Database Design Skill Skill

Database Design Skill

Purpose: Atomic skill for database architecture with comprehensive parameter validation and optimization patterns.

Skill Identity

| Attribute | Value | |-----------|-------| | Scope | Schema Design, Indexing, Query Optimization | | Responsibility | Single: Data modeling and storage patterns | | Invocation | Skill("database-design") |

Parameter Schema

Input Validation

parameters:
  database_context:
    type: object
    required: true
    properties:
      use_case:
        type: string
        enum: [oltp, olap, htap, time_series, document, graph]
        required: true
      data_characteristics:
        type: object
        required: true
        properties:
          volume:
            type: string
            pattern: "^\\d+[KMGTP]B$"
          velocity:
            type: string
            pattern: "^\\d+[KM]?\\s*(reads?|writes?)/s$"

> **EXCERPTED DATA**
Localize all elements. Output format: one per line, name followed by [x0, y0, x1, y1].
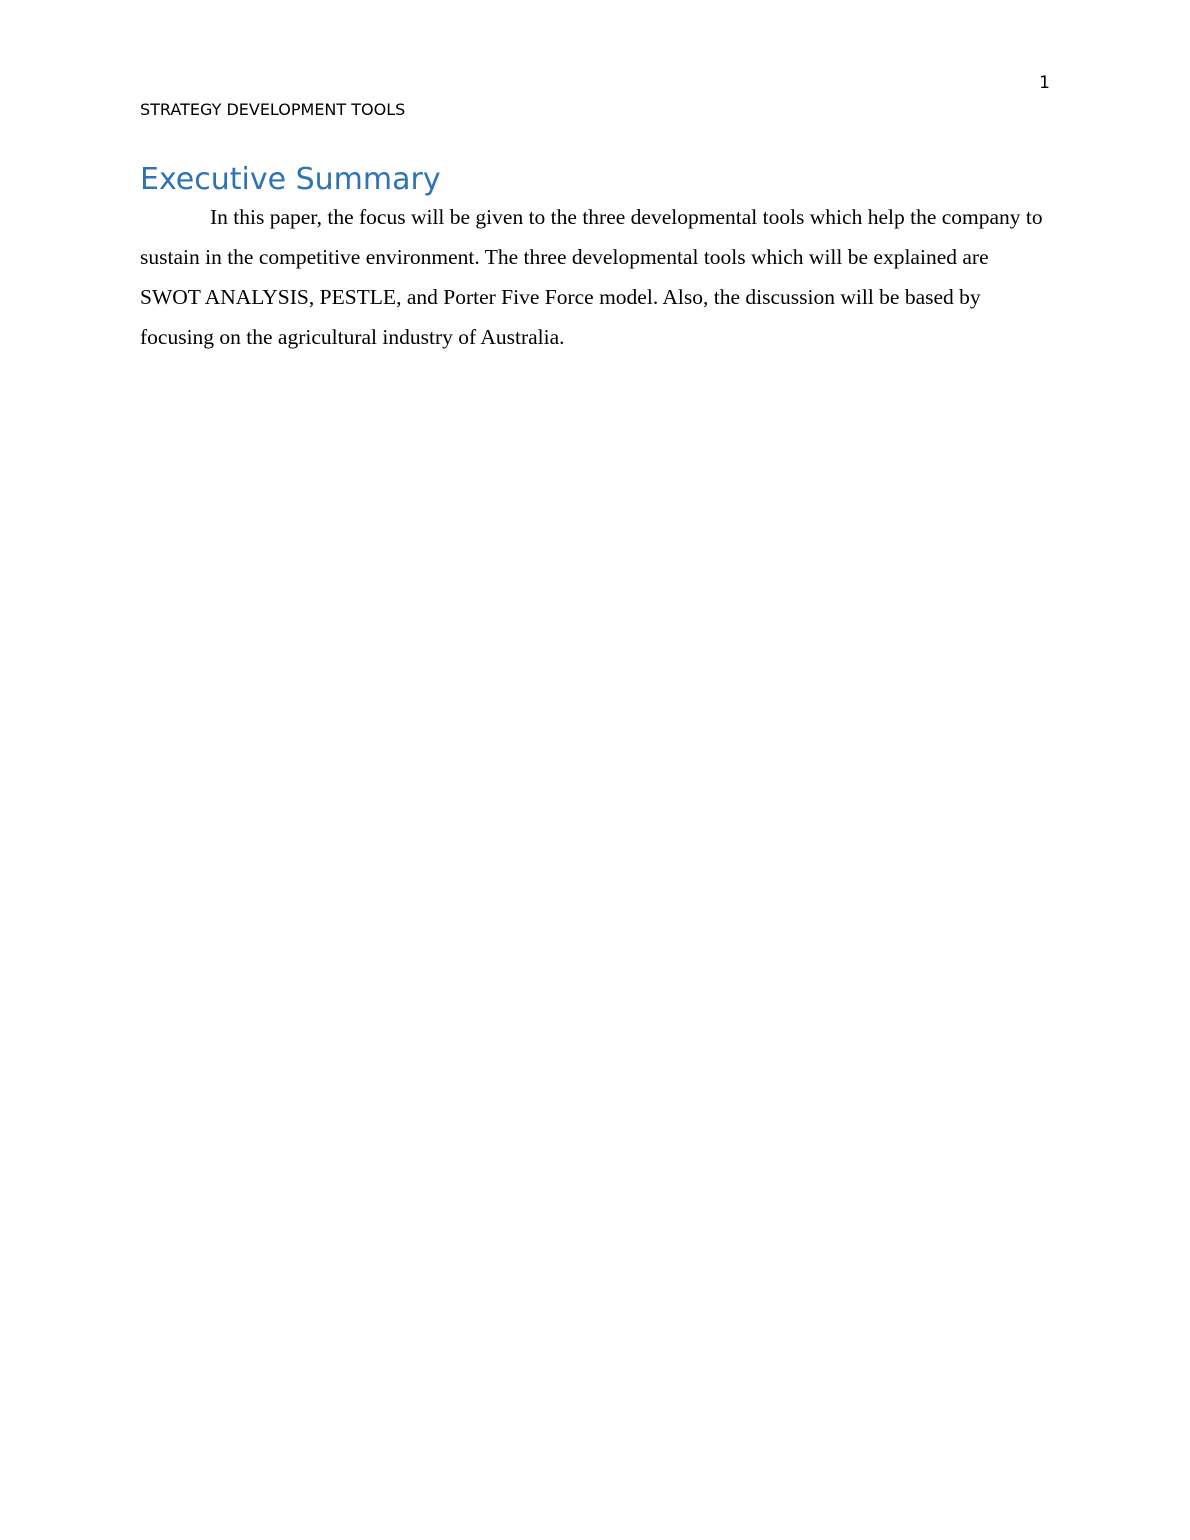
page-number: 1 [1039, 73, 1050, 93]
body-paragraph: In this paper, the focus will be given to the three developmental tools which help the company to sustain in the competitive environment. The three developmental tools which will be explained are SWOT ANALYSIS, PESTLE, and Porter Five Force model. Also, the discussion will be based by focusing on the agricultural industry of Australia. [140, 205, 1043, 349]
running-head: STRATEGY DEVELOPMENT TOOLS [140, 100, 406, 119]
section-heading: Executive Summary [140, 162, 441, 197]
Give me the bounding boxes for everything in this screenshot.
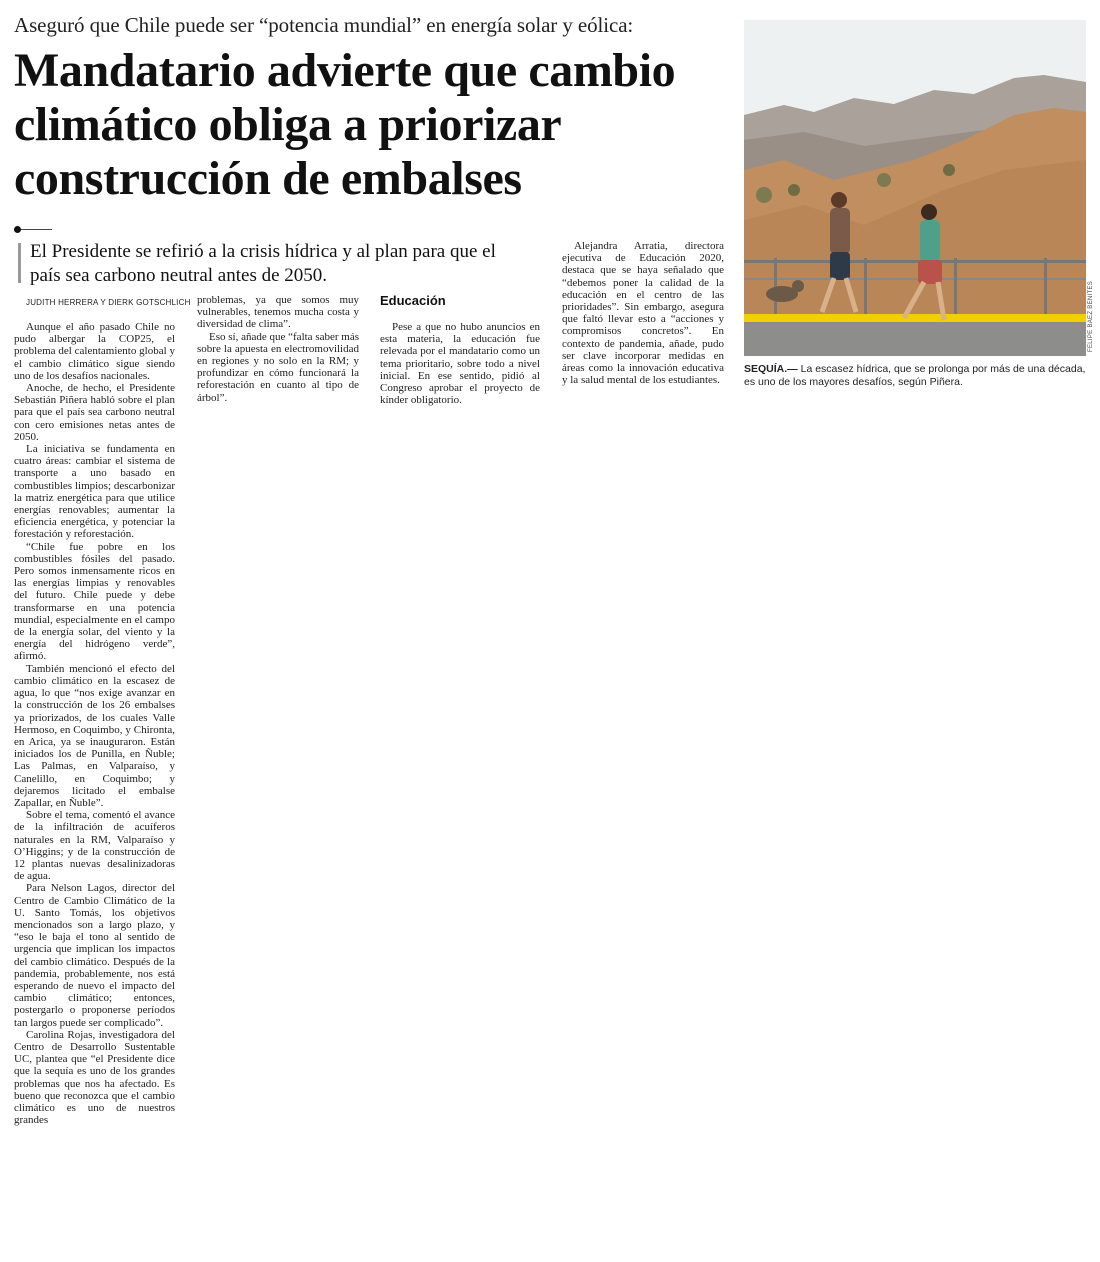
headline-line: construcción de embalses (14, 152, 522, 205)
paragraph: Eso sí, añade que “falta saber más sobre la apuesta en electromovilidad en regiones y no solo en la RM; y profundizar en cómo funcionará la reforestación en cuanto al tipo de árbol”. (197, 330, 359, 404)
photo-illustration (744, 20, 1086, 356)
body-column-1 (14, 321, 175, 1126)
paragraph: Sobre el tema, comentó el avance de la infiltración de acuíferos naturales en la RM, Valparaíso y O’Higgins; y de la construcción de 12 plantas nuevas desalinizadoras de agua. (14, 809, 175, 883)
deck-bar (18, 243, 21, 283)
paragraph: Para Nelson Lagos, director del Centro de Cambio Climático de la U. Santo Tomás, los objetivos mencionados son a largo plazo, y “eso le baja el tono al sentido de urgencia que implican los impactos del cambio climático. Después de la pandemia, probablemente, nos está esperando de nuevo el impacto del cambio climático; entonces, postergarlo o proponerse períodos tan largos puede ser complicado”. (14, 882, 175, 1029)
section-rule-dot (14, 226, 21, 233)
paragraph: Alejandra Arratia, directora ejecutiva de Educación 2020, destaca que se haya señalado que “debemos poner la calidad de la educación en el centro de las prioridades”. Sin embargo, asegura que faltó llevar esto a “acciones y compromisos concretos”. En contexto de pandemia, añade, pudo ser clave incorporar medidas en áreas como la innovación educativa y la salud mental de los estudiantes. (562, 240, 724, 387)
paragraph: Pese a que no hubo anuncios en esta materia, la educación fue relevada por el mandatario como un tema prioritario, sobre todo a nivel inicial. En ese sentido, pidió al Congreso aprobar el proyecto de kínder obligatorio. (380, 321, 540, 407)
caption-text: La escasez hídrica, que se prolonga por más de una década, es uno de los mayores desafíos, según Piñera. (744, 363, 1086, 388)
paragraph: También mencionó el efecto del cambio climático en la escasez de agua, lo que “nos exige avanzar en la construcción de los 26 embalses ya priorizados, de los cuales Valle Hermoso, en Coquimbo, y Chironta, en Arica, ya se inauguraron. Están iniciados los de Punilla, en Ñuble; Las Palmas, en Valparaíso, y Canelillo, en Coquimbo; y dejaremos licitado el embalse Zapallar, en Ñuble”. (14, 662, 175, 809)
deck-line: país sea carbono neutral antes de 2050. (30, 265, 328, 286)
paragraph: “Chile fue pobre en los combustibles fósiles del pasado. Pero somos inmensamente ricos en las energías limpias y renovables del futuro. Chile puede y debe transformarse en una potencia mundial, especialmente en el campo de la energía solar, del viento y la energía del hidrógeno verde”, afirmó. (14, 540, 175, 663)
caption-label: SEQUÍA.— (744, 363, 798, 375)
headline (14, 44, 734, 206)
deck (30, 240, 550, 288)
body-column-2 (197, 294, 359, 404)
headline-line: climático obliga a priorizar (14, 98, 562, 151)
subhead-educacion: Educación (380, 293, 446, 308)
photo-credit: FELIPE BAEZ BENITES (1088, 280, 1094, 352)
photo-caption (744, 363, 1089, 389)
headline-line: Mandatario advierte que cambio (14, 44, 676, 97)
paragraph: Carolina Rojas, investigadora del Centro de Desarrollo Sustentable UC, plantea que “el Presidente dice que la sequía es uno de los grandes problemas que nos ha afectado. Es bueno que reconozca que el cambio climático es uno de nuestros grandes (14, 1028, 175, 1127)
body-column-3 (380, 321, 540, 406)
paragraph: La iniciativa se fundamenta en cuatro áreas: cambiar el sistema de transporte a uno basado en combustibles limpios; descarbonizar la matriz energética para que utilice energías renovables; aumentar la eficiencia energética, y potenciar la forestación y reforestación. (14, 443, 175, 541)
paragraph: Anoche, de hecho, el Presidente Sebastián Piñera habló sobre el plan para que el país sea carbono neutral con cero emisiones netas antes de 2050. (14, 382, 175, 443)
deck-line: El Presidente se refirió a la crisis hídrica y al plan para que el (30, 241, 496, 262)
news-photo (744, 20, 1086, 356)
body-column-4 (562, 240, 724, 386)
byline: JUDITH HERRERA Y DIERK GOTSCHLICH (26, 298, 191, 307)
kicker: Aseguró que Chile puede ser “potencia mundial” en energía solar y eólica: (14, 13, 634, 37)
paragraph: Aunque el año pasado Chile no pudo albergar la COP25, el problema del calentamiento global y el cambio climático sigue siendo uno de los desafíos nacionales. (14, 321, 175, 382)
paragraph: problemas, ya que somos muy vulnerables, tenemos mucha costa y diversidad de clima”. (197, 294, 359, 331)
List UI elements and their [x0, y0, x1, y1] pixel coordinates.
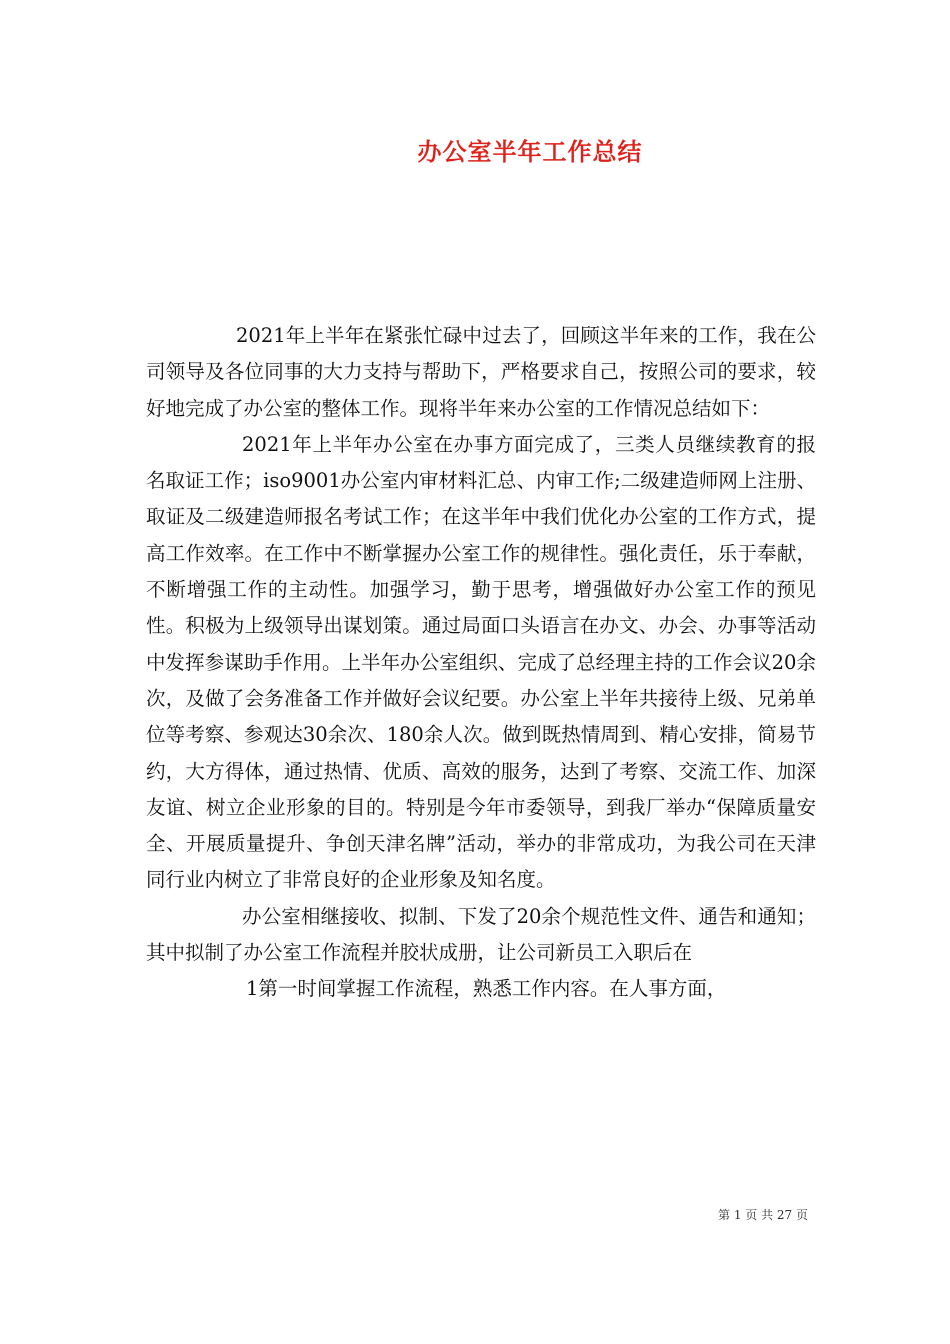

> **THINGS TO DO**
**a.** Answer these from the database design skill page, one line each:
(i) What call does the page list under Invocation?
(ii) Which values does the enum allow for use_case?
(iii) What purpose does the page give for the skill?
**b.** Decide whether each statement agrees with the database design skill page, and back each yes or no with the deciding words of the page.
(i) The skill's responsibility is data modeling and storage patterns.
(ii) Query optimization falls within the skill's scope.
(iii) use_case accepts the value key_value.
**c.** Please write the next part of the database design skill page, picking up after the velocity pattern line.

> **EXPECTED RESPONSES**
**a.**
(i) Skill("database-design")
(ii) oltp, olap, htap, time_series, document, graph
(iii) It is an atomic skill for database architecture with comprehensive parameter validation and optimization patterns.

**b.**
(i) Yes: "Single: Data modeling and storage patterns"
(ii) Yes: "Schema Design, Indexing, Query Optimization"
(iii) No: "enum: [oltp, olap, htap, time_series, document, graph]"

**c.**
          variety:
            type: string
            enum: [structured, semi_structured, unstructured]
      access_patterns:
        type: array
        items:
          type: object
          properties:
            query_type: { type: string }
            frequency: { type: string, enum: [high, medium, low] }
            latency_sla: { type: string, pattern: "^\\d+ms$" }
      consistency:
        type: string
        enum: [strong, eventual, read_your_writes]
        default: strong

validation_rules:
  - name: "oltp_latency"
    rule: "use_case == 'oltp' implies latency_sla <= '100ms'"
    error: "OLTP workloads typically require <100ms latency"
  - name: "volume_velocity_match"
    rule: "high_volume implies adequate_velocity"
    error: "Volume and velocity constraints may be incompatible"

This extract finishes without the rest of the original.